GOAL.
Quote the whole listing exactly. Leave the pictures out of your copy.

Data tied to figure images
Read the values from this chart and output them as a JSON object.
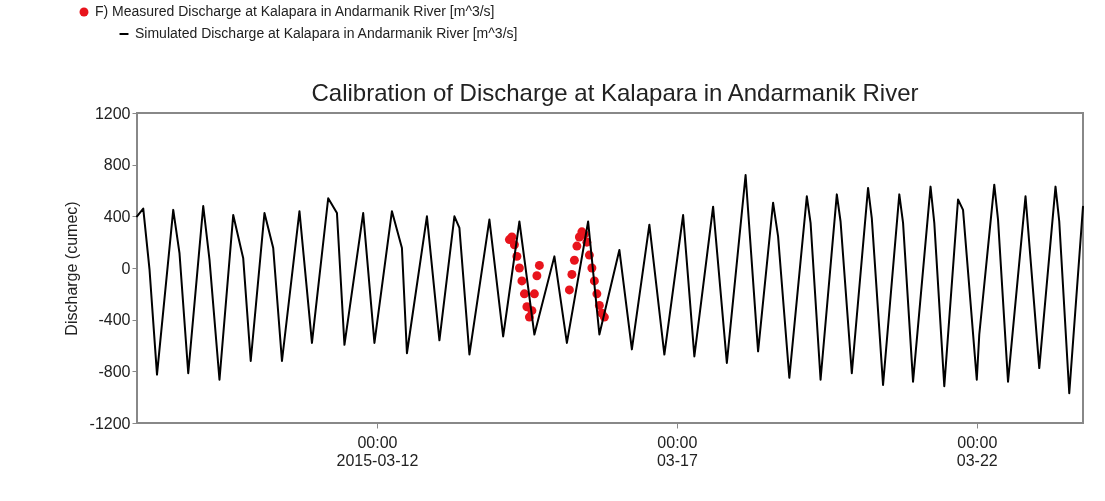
{
  "chart_data": {
    "type": "line",
    "title": "Calibration of Discharge at Kalapara in Andarmanik River",
    "ylabel": "Discharge (cumec)",
    "legend": "top",
    "grid": false,
    "xlim": [
      "2015-03-08T00:00",
      "2015-03-23T18:30"
    ],
    "xticks": [
      {
        "value": "2015-03-12T00:00",
        "label": "00:00\n2015-03-12"
      },
      {
        "value": "2015-03-17T00:00",
        "label": "00:00\n03-17"
      },
      {
        "value": "2015-03-22T00:00",
        "label": "00:00\n03-22"
      }
    ],
    "ylim": [
      -1200,
      1200
    ],
    "yticks": [
      -1200,
      -800,
      -400,
      0,
      400,
      800,
      1200
    ],
    "series": [
      {
        "name": "F) Measured Discharge at Kalapara in Andarmanik River [m^3/s]",
        "type": "scatter",
        "color": "#e8141c",
        "x": [
          "2015-03-14T05:00",
          "2015-03-14T06:00",
          "2015-03-14T07:00",
          "2015-03-14T08:00",
          "2015-03-14T09:00",
          "2015-03-14T10:00",
          "2015-03-14T11:00",
          "2015-03-14T12:00",
          "2015-03-14T13:00",
          "2015-03-14T14:00",
          "2015-03-14T15:00",
          "2015-03-14T16:00",
          "2015-03-14T17:00",
          "2015-03-15T05:00",
          "2015-03-15T06:00",
          "2015-03-15T07:00",
          "2015-03-15T08:00",
          "2015-03-15T09:00",
          "2015-03-15T10:00",
          "2015-03-15T11:00",
          "2015-03-15T12:00",
          "2015-03-15T13:00",
          "2015-03-15T14:00",
          "2015-03-15T15:00",
          "2015-03-15T16:00",
          "2015-03-15T17:00",
          "2015-03-15T18:00",
          "2015-03-15T19:00"
        ],
        "values": [
          220,
          240,
          180,
          90,
          0,
          -100,
          -200,
          -300,
          -380,
          -330,
          -200,
          -60,
          20,
          -170,
          -50,
          60,
          170,
          240,
          280,
          260,
          200,
          100,
          0,
          -100,
          -200,
          -290,
          -350,
          -380
        ]
      },
      {
        "name": "Simulated Discharge at Kalapara in Andarmanik River [m^3/s]",
        "type": "line",
        "color": "#000000",
        "x": [
          "2015-03-08T00:00",
          "2015-03-08T02:30",
          "2015-03-08T05:00",
          "2015-03-08T08:00",
          "2015-03-08T14:30",
          "2015-03-08T17:00",
          "2015-03-08T20:30",
          "2015-03-09T02:30",
          "2015-03-09T05:00",
          "2015-03-09T09:00",
          "2015-03-09T14:30",
          "2015-03-09T18:30",
          "2015-03-09T21:30",
          "2015-03-10T03:00",
          "2015-03-10T06:30",
          "2015-03-10T10:00",
          "2015-03-10T17:00",
          "2015-03-10T22:00",
          "2015-03-11T04:30",
          "2015-03-11T08:00",
          "2015-03-11T11:00",
          "2015-03-11T18:30",
          "2015-03-11T23:00",
          "2015-03-12T06:00",
          "2015-03-12T10:00",
          "2015-03-12T12:00",
          "2015-03-12T20:00",
          "2015-03-13T01:00",
          "2015-03-13T07:00",
          "2015-03-13T09:00",
          "2015-03-13T13:00",
          "2015-03-13T21:00",
          "2015-03-14T02:30",
          "2015-03-14T09:00",
          "2015-03-14T15:00",
          "2015-03-14T23:00",
          "2015-03-15T04:00",
          "2015-03-15T12:30",
          "2015-03-15T17:00",
          "2015-03-16T01:00",
          "2015-03-16T06:00",
          "2015-03-16T13:00",
          "2015-03-16T19:00",
          "2015-03-17T02:30",
          "2015-03-17T07:00",
          "2015-03-17T14:30",
          "2015-03-17T20:00",
          "2015-03-18T03:30",
          "2015-03-18T08:30",
          "2015-03-18T14:30",
          "2015-03-18T16:30",
          "2015-03-18T21:00",
          "2015-03-19T04:00",
          "2015-03-19T05:30",
          "2015-03-19T09:30",
          "2015-03-19T16:00",
          "2015-03-19T17:30",
          "2015-03-19T22:00",
          "2015-03-20T04:30",
          "2015-03-20T06:00",
          "2015-03-20T10:30",
          "2015-03-20T17:00",
          "2015-03-20T18:30",
          "2015-03-20T22:30",
          "2015-03-21T05:30",
          "2015-03-21T07:00",
          "2015-03-21T11:00",
          "2015-03-21T16:30",
          "2015-03-21T18:30",
          "2015-03-22T00:00",
          "2015-03-22T01:00",
          "2015-03-22T07:00",
          "2015-03-22T08:30",
          "2015-03-22T12:30",
          "2015-03-22T19:30",
          "2015-03-23T01:00",
          "2015-03-23T07:30",
          "2015-03-23T09:00",
          "2015-03-23T13:00",
          "2015-03-23T18:30"
        ],
        "values": [
          400,
          460,
          -10,
          -825,
          450,
          115,
          -815,
          480,
          65,
          -865,
          410,
          75,
          -720,
          425,
          155,
          -720,
          440,
          -580,
          540,
          425,
          -595,
          425,
          -580,
          440,
          155,
          -660,
          400,
          -560,
          400,
          310,
          -670,
          375,
          -530,
          360,
          -515,
          90,
          -580,
          360,
          -515,
          140,
          -630,
          335,
          -670,
          410,
          -685,
          475,
          -735,
          720,
          -645,
          505,
          245,
          -850,
          555,
          350,
          -865,
          570,
          360,
          -815,
          620,
          385,
          -905,
          570,
          350,
          -880,
          630,
          350,
          -915,
          530,
          450,
          -865,
          -515,
          645,
          375,
          -880,
          555,
          -775,
          630,
          360,
          -970,
          475
        ]
      }
    ]
  }
}
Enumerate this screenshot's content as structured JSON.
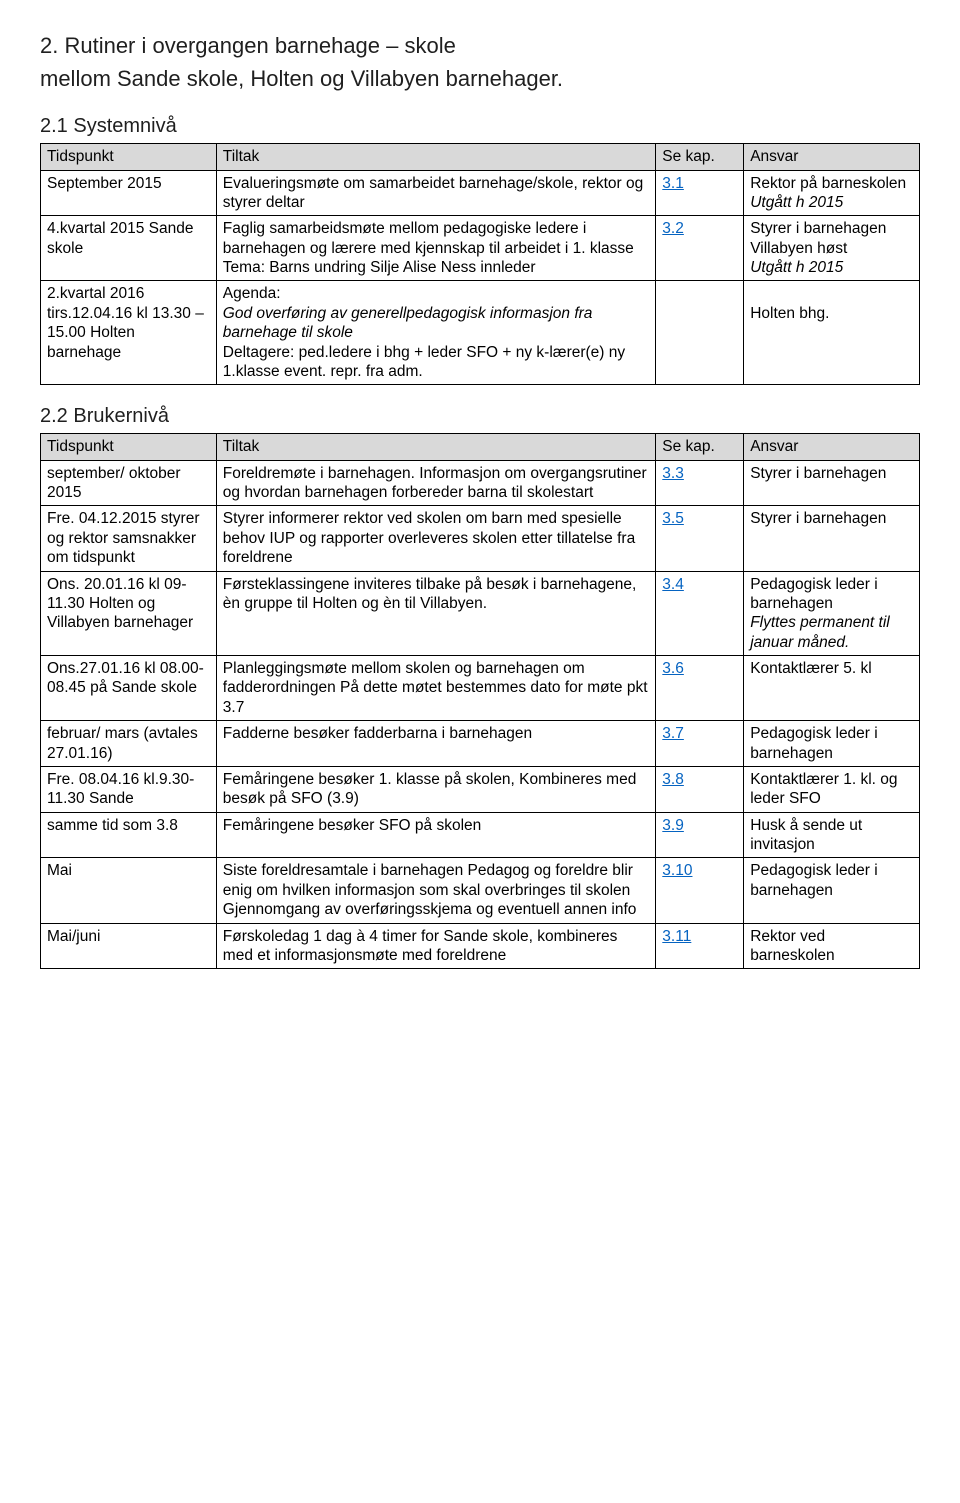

TASK ANSWER.
Read the values from this chart and output them as a JSON object.
{
  "chart_data": {
    "type": "line",
    "title": "Calibration of Discharge at Kalapara in Andarmanik River",
    "ylabel": "Discharge (cumec)",
    "legend": "top",
    "grid": false,
    "xlim": [
      "2015-03-08T00:00",
      "2015-03-23T18:30"
    ],
    "xticks": [
      {
        "value": "2015-03-12T00:00",
        "label": "00:00\n2015-03-12"
      },
      {
        "value": "2015-03-17T00:00",
        "label": "00:00\n03-17"
      },
      {
        "value": "2015-03-22T00:00",
        "label": "00:00\n03-22"
      }
    ],
    "ylim": [
      -1200,
      1200
    ],
    "yticks": [
      -1200,
      -800,
      -400,
      0,
      400,
      800,
      1200
    ],
    "series": [
      {
        "name": "F) Measured Discharge at Kalapara in Andarmanik River [m^3/s]",
        "type": "scatter",
        "color": "#e8141c",
        "x": [
          "2015-03-14T05:00",
          "2015-03-14T06:00",
          "2015-03-14T07:00",
          "2015-03-14T08:00",
          "2015-03-14T09:00",
          "2015-03-14T10:00",
          "2015-03-14T11:00",
          "2015-03-14T12:00",
          "2015-03-14T13:00",
          "2015-03-14T14:00",
          "2015-03-14T15:00",
          "2015-03-14T16:00",
          "2015-03-14T17:00",
          "2015-03-15T05:00",
          "2015-03-15T06:00",
          "2015-03-15T07:00",
          "2015-03-15T08:00",
          "2015-03-15T09:00",
          "2015-03-15T10:00",
          "2015-03-15T11:00",
          "2015-03-15T12:00",
          "2015-03-15T13:00",
          "2015-03-15T14:00",
          "2015-03-15T15:00",
          "2015-03-15T16:00",
          "2015-03-15T17:00",
          "2015-03-15T18:00",
          "2015-03-15T19:00"
        ],
        "values": [
          220,
          240,
          180,
          90,
          0,
          -100,
          -200,
          -300,
          -380,
          -330,
          -200,
          -60,
          20,
          -170,
          -50,
          60,
          170,
          240,
          280,
          260,
          200,
          100,
          0,
          -100,
          -200,
          -290,
          -350,
          -380
        ]
      },
      {
        "name": "Simulated Discharge at Kalapara in Andarmanik River [m^3/s]",
        "type": "line",
        "color": "#000000",
        "x": [
          "2015-03-08T00:00",
          "2015-03-08T02:30",
          "2015-03-08T05:00",
          "2015-03-08T08:00",
          "2015-03-08T14:30",
          "2015-03-08T17:00",
          "2015-03-08T20:30",
          "2015-03-09T02:30",
          "2015-03-09T05:00",
          "2015-03-09T09:00",
          "2015-03-09T14:30",
          "2015-03-09T18:30",
          "2015-03-09T21:30",
          "2015-03-10T03:00",
          "2015-03-10T06:30",
          "2015-03-10T10:00",
          "2015-03-10T17:00",
          "2015-03-10T22:00",
          "2015-03-11T04:30",
          "2015-03-11T08:00",
          "2015-03-11T11:00",
          "2015-03-11T18:30",
          "2015-03-11T23:00",
          "2015-03-12T06:00",
          "2015-03-12T10:00",
          "2015-03-12T12:00",
          "2015-03-12T20:00",
          "2015-03-13T01:00",
          "2015-03-13T07:00",
          "2015-03-13T09:00",
          "2015-03-13T13:00",
          "2015-03-13T21:00",
          "2015-03-14T02:30",
          "2015-03-14T09:00",
          "2015-03-14T15:00",
          "2015-03-14T23:00",
          "2015-03-15T04:00",
          "2015-03-15T12:30",
          "2015-03-15T17:00",
          "2015-03-16T01:00",
          "2015-03-16T06:00",
          "2015-03-16T13:00",
          "2015-03-16T19:00",
          "2015-03-17T02:30",
          "2015-03-17T07:00",
          "2015-03-17T14:30",
          "2015-03-17T20:00",
          "2015-03-18T03:30",
          "2015-03-18T08:30",
          "2015-03-18T14:30",
          "2015-03-18T16:30",
          "2015-03-18T21:00",
          "2015-03-19T04:00",
          "2015-03-19T05:30",
          "2015-03-19T09:30",
          "2015-03-19T16:00",
          "2015-03-19T17:30",
          "2015-03-19T22:00",
          "2015-03-20T04:30",
          "2015-03-20T06:00",
          "2015-03-20T10:30",
          "2015-03-20T17:00",
          "2015-03-20T18:30",
          "2015-03-20T22:30",
          "2015-03-21T05:30",
          "2015-03-21T07:00",
          "2015-03-21T11:00",
          "2015-03-21T16:30",
          "2015-03-21T18:30",
          "2015-03-22T00:00",
          "2015-03-22T01:00",
          "2015-03-22T07:00",
          "2015-03-22T08:30",
          "2015-03-22T12:30",
          "2015-03-22T19:30",
          "2015-03-23T01:00",
          "2015-03-23T07:30",
          "2015-03-23T09:00",
          "2015-03-23T13:00",
          "2015-03-23T18:30"
        ],
        "values": [
          400,
          460,
          -10,
          -825,
          450,
          115,
          -815,
          480,
          65,
          -865,
          410,
          75,
          -720,
          425,
          155,
          -720,
          440,
          -580,
          540,
          425,
          -595,
          425,
          -580,
          440,
          155,
          -660,
          400,
          -560,
          400,
          310,
          -670,
          375,
          -530,
          360,
          -515,
          90,
          -580,
          360,
          -515,
          140,
          -630,
          335,
          -670,
          410,
          -685,
          475,
          -735,
          720,
          -645,
          505,
          245,
          -850,
          555,
          350,
          -865,
          570,
          360,
          -815,
          620,
          385,
          -905,
          570,
          350,
          -880,
          630,
          350,
          -915,
          530,
          450,
          -865,
          -515,
          645,
          375,
          -880,
          555,
          -775,
          630,
          360,
          -970,
          475
        ]
      }
    ]
  }
}
Enumerate this screenshot's content as structured JSON.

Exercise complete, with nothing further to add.